### WORK INSTRUCTION 1
Transcribe the part of the blog post on "The Z-Machine Matter" between "--Yours truly, Johnny" and "going all in.", inclusive, word for word.
### WORK INSTRUCTION 2
Go on with the blog post about building "The Z-Machine Matter" in Inform7, starting right after its final sentence.

### PAGE EXCERPT
* * *

Be sure to add the statement Release with Cover Art to your source code.  And you'll need to change the Settings of the project to include the "Bind up into a Blorb file on release" option.  You won't see the cover art while running the game within the IDE (which would be annoying anyways) but you will see it when you load the .ZBlorb file into an interpreter.

Getting an image to look good at both large and small resolutions  is not easy, so I created an alternate version with a sepia background.  Let me know what you think works best.

Z-machine-detective-sepia3   Z-machine-matter-cover-120

--Yours truly, Johnny Dollar

Alpha Testing the Z-Machine Matter


I've managed to complete a working prototype of "The Z-Machine Matter," a murder mystery I'm working on.  This is not a complete game, just the opening scene.  I wanted to see how far I could get programming in Inform7 evenings and weekends and determine whether the concept of the game has merit before going all in.

Nonetheless, I have set my sights at doing a thorough job on this; there's a manual, cover art, built-in hints, help text.  I've also included several extensions that improve the usability: Eric Eve's Exit Lister, Emily Short's Menus, Aaron Reed's Keyword Interface, Extended Grammar, Small Kindnesses.  While the game is still small and really only has one puzzle to it, there are multiple solutions, there's a dialog system and two non-player characters (NPCs), and several important clues for later stages of the game.

The Inform7 compiler tells me the game is currently about 14,000 words (or 2,400 lines), with 9 rooms and 51 things in it.  The source file is just over 100k resulting in a compiled 500k .Zblorb file including cover art. A lot of that is help text or ASK/TELL text, rather than complex programming, but there were a few things I struggled with.  Luckily I got help over at the intfiction forum.

* * *

### STORED DATA
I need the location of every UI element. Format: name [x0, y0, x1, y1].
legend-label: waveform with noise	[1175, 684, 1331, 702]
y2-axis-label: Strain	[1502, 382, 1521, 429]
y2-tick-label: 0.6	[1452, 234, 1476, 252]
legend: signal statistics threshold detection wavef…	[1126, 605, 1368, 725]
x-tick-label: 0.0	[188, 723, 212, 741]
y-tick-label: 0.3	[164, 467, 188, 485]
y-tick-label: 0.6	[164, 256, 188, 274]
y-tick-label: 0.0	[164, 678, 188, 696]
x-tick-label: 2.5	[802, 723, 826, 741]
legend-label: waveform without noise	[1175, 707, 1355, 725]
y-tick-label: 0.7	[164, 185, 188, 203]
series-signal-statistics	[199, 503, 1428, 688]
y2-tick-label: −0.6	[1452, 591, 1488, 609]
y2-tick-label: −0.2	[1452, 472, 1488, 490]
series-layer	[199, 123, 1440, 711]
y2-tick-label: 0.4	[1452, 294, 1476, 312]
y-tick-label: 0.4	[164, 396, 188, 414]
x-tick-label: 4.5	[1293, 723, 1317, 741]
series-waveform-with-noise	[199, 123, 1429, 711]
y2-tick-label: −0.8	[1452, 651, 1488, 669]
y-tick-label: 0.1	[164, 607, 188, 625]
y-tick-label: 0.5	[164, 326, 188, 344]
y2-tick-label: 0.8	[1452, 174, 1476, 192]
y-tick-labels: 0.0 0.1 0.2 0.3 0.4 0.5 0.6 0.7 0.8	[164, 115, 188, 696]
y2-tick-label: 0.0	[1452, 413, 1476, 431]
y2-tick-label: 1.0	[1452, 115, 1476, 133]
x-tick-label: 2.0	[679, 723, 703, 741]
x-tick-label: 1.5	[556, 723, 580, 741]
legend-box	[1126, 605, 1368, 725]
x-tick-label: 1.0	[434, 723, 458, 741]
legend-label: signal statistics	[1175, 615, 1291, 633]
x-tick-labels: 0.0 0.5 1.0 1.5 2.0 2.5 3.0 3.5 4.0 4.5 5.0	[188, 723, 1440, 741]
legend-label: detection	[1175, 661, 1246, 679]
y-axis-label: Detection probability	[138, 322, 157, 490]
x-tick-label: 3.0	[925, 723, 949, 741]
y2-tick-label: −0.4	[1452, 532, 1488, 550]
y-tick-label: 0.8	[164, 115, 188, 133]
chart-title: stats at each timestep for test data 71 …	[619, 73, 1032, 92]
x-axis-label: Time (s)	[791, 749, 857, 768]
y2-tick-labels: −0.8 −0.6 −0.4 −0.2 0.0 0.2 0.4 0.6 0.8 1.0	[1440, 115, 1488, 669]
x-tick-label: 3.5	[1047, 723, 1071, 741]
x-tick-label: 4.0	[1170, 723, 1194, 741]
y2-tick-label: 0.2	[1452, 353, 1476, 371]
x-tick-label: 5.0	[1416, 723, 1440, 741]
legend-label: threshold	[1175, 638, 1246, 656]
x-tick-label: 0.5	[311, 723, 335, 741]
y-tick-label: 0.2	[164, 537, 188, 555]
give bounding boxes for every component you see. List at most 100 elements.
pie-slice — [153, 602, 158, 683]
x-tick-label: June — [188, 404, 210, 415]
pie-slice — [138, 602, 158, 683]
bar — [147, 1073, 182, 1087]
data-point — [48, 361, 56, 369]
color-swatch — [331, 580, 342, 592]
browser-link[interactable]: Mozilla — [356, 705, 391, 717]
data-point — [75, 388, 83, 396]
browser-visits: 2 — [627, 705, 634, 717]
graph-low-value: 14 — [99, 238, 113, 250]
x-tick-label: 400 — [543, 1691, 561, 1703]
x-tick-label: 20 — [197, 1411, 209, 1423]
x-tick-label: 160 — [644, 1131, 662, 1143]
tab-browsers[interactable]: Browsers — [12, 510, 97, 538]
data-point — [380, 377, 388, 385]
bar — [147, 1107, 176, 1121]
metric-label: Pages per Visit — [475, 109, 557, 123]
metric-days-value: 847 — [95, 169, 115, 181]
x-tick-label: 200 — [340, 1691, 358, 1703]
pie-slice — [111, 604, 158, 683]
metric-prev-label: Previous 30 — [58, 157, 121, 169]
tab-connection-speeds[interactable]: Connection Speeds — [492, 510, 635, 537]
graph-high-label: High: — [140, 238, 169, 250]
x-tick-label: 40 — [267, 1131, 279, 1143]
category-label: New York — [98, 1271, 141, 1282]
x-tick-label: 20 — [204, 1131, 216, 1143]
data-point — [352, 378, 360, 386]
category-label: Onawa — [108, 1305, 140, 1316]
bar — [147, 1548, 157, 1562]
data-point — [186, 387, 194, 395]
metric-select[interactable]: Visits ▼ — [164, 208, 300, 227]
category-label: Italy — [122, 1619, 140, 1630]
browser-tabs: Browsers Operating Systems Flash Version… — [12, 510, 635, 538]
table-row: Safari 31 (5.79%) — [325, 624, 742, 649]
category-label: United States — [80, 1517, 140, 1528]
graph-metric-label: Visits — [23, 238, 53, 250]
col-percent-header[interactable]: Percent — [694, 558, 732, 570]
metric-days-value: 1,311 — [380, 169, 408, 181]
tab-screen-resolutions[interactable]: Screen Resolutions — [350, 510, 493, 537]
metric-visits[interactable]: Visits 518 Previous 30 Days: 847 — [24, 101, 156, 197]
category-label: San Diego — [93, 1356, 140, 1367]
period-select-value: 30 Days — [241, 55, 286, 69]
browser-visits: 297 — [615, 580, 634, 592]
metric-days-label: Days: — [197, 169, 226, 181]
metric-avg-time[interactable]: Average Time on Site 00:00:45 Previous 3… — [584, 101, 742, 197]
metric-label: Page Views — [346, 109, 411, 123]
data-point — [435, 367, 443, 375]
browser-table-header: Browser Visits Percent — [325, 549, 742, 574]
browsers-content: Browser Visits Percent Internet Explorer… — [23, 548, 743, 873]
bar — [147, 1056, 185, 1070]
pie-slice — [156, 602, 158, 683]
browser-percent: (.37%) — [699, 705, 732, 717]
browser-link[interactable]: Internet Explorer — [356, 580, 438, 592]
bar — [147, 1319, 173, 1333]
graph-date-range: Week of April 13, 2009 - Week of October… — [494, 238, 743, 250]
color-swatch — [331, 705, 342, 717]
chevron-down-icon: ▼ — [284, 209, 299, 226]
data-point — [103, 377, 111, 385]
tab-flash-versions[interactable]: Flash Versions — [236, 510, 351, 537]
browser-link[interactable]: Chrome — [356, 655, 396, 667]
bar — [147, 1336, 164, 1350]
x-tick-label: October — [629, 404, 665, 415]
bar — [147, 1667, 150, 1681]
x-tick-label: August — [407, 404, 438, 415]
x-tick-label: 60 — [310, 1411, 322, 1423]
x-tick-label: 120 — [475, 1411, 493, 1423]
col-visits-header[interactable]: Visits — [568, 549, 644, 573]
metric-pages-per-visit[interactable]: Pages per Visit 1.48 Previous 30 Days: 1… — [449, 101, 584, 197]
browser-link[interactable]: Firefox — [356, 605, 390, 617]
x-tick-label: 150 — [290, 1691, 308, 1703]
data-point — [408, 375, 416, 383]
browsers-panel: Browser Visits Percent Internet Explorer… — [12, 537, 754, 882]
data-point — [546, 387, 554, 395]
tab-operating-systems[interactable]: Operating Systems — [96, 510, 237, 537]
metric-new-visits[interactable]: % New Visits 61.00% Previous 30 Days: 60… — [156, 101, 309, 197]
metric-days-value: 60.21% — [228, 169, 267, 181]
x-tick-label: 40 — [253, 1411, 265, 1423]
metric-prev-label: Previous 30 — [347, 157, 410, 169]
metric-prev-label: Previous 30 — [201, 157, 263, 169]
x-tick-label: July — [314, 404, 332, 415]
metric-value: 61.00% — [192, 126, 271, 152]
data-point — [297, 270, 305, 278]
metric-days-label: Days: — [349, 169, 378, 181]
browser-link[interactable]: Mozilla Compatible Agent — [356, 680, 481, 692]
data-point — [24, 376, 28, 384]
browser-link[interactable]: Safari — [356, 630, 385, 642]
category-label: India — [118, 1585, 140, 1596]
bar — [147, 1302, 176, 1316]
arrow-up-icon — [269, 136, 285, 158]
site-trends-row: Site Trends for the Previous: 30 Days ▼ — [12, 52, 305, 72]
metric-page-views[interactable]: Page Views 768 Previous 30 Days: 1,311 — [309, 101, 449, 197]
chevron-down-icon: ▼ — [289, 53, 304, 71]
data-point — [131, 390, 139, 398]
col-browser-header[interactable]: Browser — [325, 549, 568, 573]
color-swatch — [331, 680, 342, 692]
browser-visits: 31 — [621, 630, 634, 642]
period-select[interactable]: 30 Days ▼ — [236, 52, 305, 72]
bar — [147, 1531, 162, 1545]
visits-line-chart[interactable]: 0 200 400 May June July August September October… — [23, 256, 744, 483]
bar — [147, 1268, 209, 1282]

* * *

### EXERCISE RESULT 1
--Yours truly, Johnny Dollar

Alpha Testing the Z-Machine Matter


I've managed to complete a working prototype of "The Z-Machine Matter," a murder mystery I'm working on.  This is not a complete game, just the opening scene.  I wanted to see how far I could get programming in Inform7 evenings and weekends and determine whether the concept of the game has merit before going all in.

### EXERCISE RESULT 2
The feedback from friends and family alpha testers as well as a SF Bay Area IF Meetup group has been very helpful.  There are lots of commands people have entered that I hadn't thought about.  Some of these are just variations on something that should work but doesn't, so I've implemented some fairly simple Understand as a Mistake handling to give the user a hint as to what should work.  Others are going to require much more sophisticated programming to do it right.

Still, I feel like I'm staring deep into an abyss as I consider taking this project further.  I have about 20 pages of details on the plot, characters, evidence and clues written out for the rest of the story.  But I suspect that the prototype is perhaps only 10% of what's required to complete the game.  And the code will only get more complicated from here. 

Part of the reason I was able to code the opening scene was that it was limited in scope. Because it was self-contained I didn't have to worry too much about the rest of the game when doing the opening scene. 

Next step: I'll start adding additional room locations for the middlegame and a couple more of the NPC characters who are suspects in the game.  But I'm going to take it one piece at a time and not worry about the end game and all of the details of accusing, arresting and analyzing evidence just yet.

Inform7 Code

If you haven't programmed in Inform, you might wonder what a game looks like from the author's perspective.  If you're not a programmer I would say Inform7 is pretty accessible.  It's got a natural language feel to it in that the syntax is quite readable and looks a lot like English.  However, it is still a bit finicky about some things. Sometimes you'll write some code and the compiler will complain because it's not exactly in the syntax it wants.  Below is an excerpt of some code from the game I'm working on (no spoilers!) that shows some fairly simple things.


The good news with Inform7, is that it's quite easy to get started and there are lots of good examples.  The bad news is if you're an experienced programmer, there's a lot of stuff going on under the hood that is a bit of a black box.  So when you try to do something more complex it can be hard to figure out exactly how to do it.  But there are lots of people who have figured out Inform's quirks and so there is a body of expertise in the IF community.  And it's not that the advanced things are hard to do (once you know how) it's just that figuring out how to do them is difficult because there's no definitive language reference manual.